Anweisung a:
Würdest du aus den Datensätzen die Zeilen von der Zeile mit „Where is each element in this 700“ bis einschließlich der Zeile mit „basic-verification-section: 基本认证 ▤“ unverändert wiedergeben?

-=-=-=-=-

Der kürzlich verstorbene Klaus Bednarz hat gesagt: „Monitor“ müsse der „Anwalt derer sein, die sich sonst kaum Gehör verschaffen können. Trifft das heute noch im Internet-Zeitalter zu?

Auf jeden Fall. Wer meint, die Kakophonie des Netzes ersetzt das, wofür Journalismus steht, der täuscht sich. Es kann sich dort zwar jeder äußern, das heißt aber nicht, dass auch jeder gehört wird.

Ist „Team Wallraff“ bei RTL eine Konkurrenz für Sie?

Nein, im Gegenteil. Wenn der investigative Habitus, der bei „Team Wallraff“ zum Ausdruck gebracht wird, auch für jüngere Zuschauer wieder attraktiv wird, finden wir das gut und richtig. Aber wir wollen keine Schmuddelecken bei Burger King aufdecken. Uns geht es um ganz andere Themen.

Wie hoch ist der Altersschnitt Ihrer Zuschauer?

Wir liegen wie die ARD insgesamt bei rund 60 Jahren, aber wir schauen nicht mehr nur auf die Fernsehquoten. Allein unser Video zum Thema EU-Trinkwasserverordnung ist bei uns weit über eine Million Mal im Netz abgerufen worden, der Altersschnitt lag bei unter 35 Jahren. Das zeigt: Es gibt auch bei jungen Zuschauern eine Lust am Investigativen und an komplexen Stoffen.

Sie erreichen im Fernsehen zwischen 2,5 und gut drei Millionen Zuschauer. Ab wann wird es bedrohlich?

Ich erkenne keinerlei Anhaltspunkte dafür, dass die ARD oder der WDR sich von seinen politischen Magazinen verabschieden will.

Sie sind im Dezember aus der Rolle des journalistischen Beobachters herausgetreten und haben bei einer Demonstration gegen Kögida in Köln eine Rede gehalten. Welche Reaktionen haben Sie erhalten?

-=-=-=-=-

Anweisung b:
Wie hoch ist laut dem Interview zu „Monitor“ der Altersschnitt der Fernsehzuschauer?

Vorliegende Angaben:
-=-=-=-=-

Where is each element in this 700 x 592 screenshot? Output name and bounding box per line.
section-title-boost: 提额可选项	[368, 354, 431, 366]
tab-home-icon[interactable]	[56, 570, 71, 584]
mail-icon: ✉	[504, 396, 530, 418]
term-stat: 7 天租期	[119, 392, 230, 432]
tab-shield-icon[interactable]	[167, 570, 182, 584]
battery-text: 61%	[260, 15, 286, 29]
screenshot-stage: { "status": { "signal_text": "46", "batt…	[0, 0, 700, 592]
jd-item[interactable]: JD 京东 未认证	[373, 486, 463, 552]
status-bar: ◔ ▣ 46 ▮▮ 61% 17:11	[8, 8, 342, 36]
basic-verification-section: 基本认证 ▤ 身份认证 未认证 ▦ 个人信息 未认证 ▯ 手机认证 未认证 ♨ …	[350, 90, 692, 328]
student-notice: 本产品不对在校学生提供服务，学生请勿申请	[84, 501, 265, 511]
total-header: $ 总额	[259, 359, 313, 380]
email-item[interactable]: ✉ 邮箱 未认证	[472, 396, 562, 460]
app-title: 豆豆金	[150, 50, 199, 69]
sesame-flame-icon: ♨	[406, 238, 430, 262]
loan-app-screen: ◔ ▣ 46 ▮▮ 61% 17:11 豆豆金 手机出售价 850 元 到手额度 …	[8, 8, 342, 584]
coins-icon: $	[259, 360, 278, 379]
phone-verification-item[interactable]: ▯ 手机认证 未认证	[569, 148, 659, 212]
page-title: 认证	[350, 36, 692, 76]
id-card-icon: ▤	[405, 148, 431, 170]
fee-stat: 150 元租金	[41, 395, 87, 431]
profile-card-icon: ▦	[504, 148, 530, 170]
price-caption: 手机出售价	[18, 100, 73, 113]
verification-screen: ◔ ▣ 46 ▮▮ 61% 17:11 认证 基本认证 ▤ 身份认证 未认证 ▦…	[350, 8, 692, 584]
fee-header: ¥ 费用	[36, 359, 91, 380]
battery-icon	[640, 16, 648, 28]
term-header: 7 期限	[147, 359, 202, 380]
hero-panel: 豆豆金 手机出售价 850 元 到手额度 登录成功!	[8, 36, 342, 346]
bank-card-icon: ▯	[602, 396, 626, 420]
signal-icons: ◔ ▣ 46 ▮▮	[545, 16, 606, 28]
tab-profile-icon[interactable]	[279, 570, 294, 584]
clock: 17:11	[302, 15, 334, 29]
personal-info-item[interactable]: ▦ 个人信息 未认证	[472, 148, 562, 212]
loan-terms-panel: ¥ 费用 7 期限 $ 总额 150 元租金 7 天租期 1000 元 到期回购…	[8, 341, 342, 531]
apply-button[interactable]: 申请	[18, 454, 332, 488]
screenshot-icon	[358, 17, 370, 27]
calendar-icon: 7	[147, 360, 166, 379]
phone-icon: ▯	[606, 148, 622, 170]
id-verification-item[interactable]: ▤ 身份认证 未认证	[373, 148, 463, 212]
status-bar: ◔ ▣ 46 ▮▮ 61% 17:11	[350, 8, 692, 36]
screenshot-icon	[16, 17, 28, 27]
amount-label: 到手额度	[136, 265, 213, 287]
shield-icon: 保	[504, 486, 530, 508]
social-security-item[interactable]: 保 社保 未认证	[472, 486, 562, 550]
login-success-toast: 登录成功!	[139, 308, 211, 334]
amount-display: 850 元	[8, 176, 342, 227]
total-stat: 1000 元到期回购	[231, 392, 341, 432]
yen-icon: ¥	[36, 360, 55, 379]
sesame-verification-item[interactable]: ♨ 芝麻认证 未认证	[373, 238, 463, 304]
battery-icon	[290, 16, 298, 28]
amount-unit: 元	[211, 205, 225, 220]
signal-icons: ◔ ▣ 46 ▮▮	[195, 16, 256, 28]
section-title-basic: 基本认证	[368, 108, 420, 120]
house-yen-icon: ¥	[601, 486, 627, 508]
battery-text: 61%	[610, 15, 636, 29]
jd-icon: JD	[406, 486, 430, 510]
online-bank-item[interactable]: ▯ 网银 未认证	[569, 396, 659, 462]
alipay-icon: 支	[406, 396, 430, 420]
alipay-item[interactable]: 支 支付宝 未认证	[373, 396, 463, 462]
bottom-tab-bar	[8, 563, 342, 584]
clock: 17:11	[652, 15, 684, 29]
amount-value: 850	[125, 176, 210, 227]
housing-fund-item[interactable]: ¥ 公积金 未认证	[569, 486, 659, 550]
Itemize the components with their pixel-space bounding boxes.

-=-=-=-=-

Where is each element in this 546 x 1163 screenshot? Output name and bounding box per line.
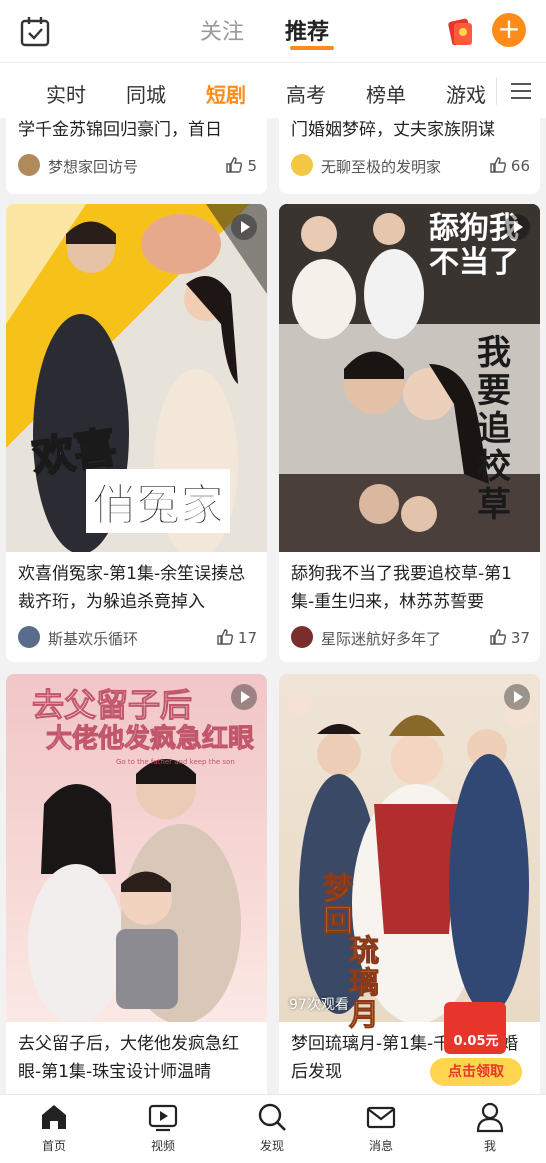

-=-=-=-=-

Vollständige Antwort a:
Where is each element in this 700 x 592 screenshot? Output name and bounding box per line.
section-title-boost: 提额可选项	[368, 354, 431, 366]
tab-home-icon[interactable]	[56, 570, 71, 584]
mail-icon: ✉	[504, 396, 530, 418]
term-stat: 7 天租期	[119, 392, 230, 432]
tab-shield-icon[interactable]	[167, 570, 182, 584]
battery-text: 61%	[260, 15, 286, 29]
screenshot-stage: { "status": { "signal_text": "46", "batt…	[0, 0, 700, 592]
jd-item[interactable]: JD 京东 未认证	[373, 486, 463, 552]
status-bar: ◔ ▣ 46 ▮▮ 61% 17:11	[8, 8, 342, 36]
basic-verification-section: 基本认证 ▤ 身份认证 未认证 ▦ 个人信息 未认证 ▯ 手机认证 未认证 ♨ …	[350, 90, 692, 328]

Vollständige Antwort b:
Er liegt wie bei der ARD insgesamt bei rund 60 Jahren.